--- Start ---

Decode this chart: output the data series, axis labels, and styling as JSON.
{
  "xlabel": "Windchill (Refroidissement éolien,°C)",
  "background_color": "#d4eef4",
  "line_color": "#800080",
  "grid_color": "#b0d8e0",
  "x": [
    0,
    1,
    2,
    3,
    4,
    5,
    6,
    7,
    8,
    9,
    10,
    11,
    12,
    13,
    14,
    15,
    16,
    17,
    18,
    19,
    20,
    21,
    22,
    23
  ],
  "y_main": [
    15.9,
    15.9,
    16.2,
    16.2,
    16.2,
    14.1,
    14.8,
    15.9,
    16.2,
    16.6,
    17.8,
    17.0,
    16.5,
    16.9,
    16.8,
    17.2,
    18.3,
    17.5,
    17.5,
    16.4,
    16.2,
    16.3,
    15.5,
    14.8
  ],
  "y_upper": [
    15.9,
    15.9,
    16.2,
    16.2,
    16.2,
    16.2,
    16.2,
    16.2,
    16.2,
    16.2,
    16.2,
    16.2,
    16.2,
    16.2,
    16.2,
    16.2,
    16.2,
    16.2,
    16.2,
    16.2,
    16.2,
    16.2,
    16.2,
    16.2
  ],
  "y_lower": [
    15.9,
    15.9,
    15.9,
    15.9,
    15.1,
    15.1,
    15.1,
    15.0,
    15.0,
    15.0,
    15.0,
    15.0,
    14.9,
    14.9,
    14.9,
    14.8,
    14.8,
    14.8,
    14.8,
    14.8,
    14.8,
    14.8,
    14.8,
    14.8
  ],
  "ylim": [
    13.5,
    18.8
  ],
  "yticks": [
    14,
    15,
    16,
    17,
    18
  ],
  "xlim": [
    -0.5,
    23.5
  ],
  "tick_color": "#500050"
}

--- End ---

→ Problem
Transcribe the entire listing above precisely.

→ Problem solution
Decode this chart: output the data series, axis labels, and styling as JSON.
{
  "xlabel": "Windchill (Refroidissement éolien,°C)",
  "background_color": "#d4eef4",
  "line_color": "#800080",
  "grid_color": "#b0d8e0",
  "x": [
    0,
    1,
    2,
    3,
    4,
    5,
    6,
    7,
    8,
    9,
    10,
    11,
    12,
    13,
    14,
    15,
    16,
    17,
    18,
    19,
    20,
    21,
    22,
    23
  ],
  "y_main": [
    15.9,
    15.9,
    16.2,
    16.2,
    16.2,
    14.1,
    14.8,
    15.9,
    16.2,
    16.6,
    17.8,
    17.0,
    16.5,
    16.9,
    16.8,
    17.2,
    18.3,
    17.5,
    17.5,
    16.4,
    16.2,
    16.3,
    15.5,
    14.8
  ],
  "y_upper": [
    15.9,
    15.9,
    16.2,
    16.2,
    16.2,
    16.2,
    16.2,
    16.2,
    16.2,
    16.2,
    16.2,
    16.2,
    16.2,
    16.2,
    16.2,
    16.2,
    16.2,
    16.2,
    16.2,
    16.2,
    16.2,
    16.2,
    16.2,
    16.2
  ],
  "y_lower": [
    15.9,
    15.9,
    15.9,
    15.9,
    15.1,
    15.1,
    15.1,
    15.0,
    15.0,
    15.0,
    15.0,
    15.0,
    14.9,
    14.9,
    14.9,
    14.8,
    14.8,
    14.8,
    14.8,
    14.8,
    14.8,
    14.8,
    14.8,
    14.8
  ],
  "ylim": [
    13.5,
    18.8
  ],
  "yticks": [
    14,
    15,
    16,
    17,
    18
  ],
  "xlim": [
    -0.5,
    23.5
  ],
  "tick_color": "#500050"
}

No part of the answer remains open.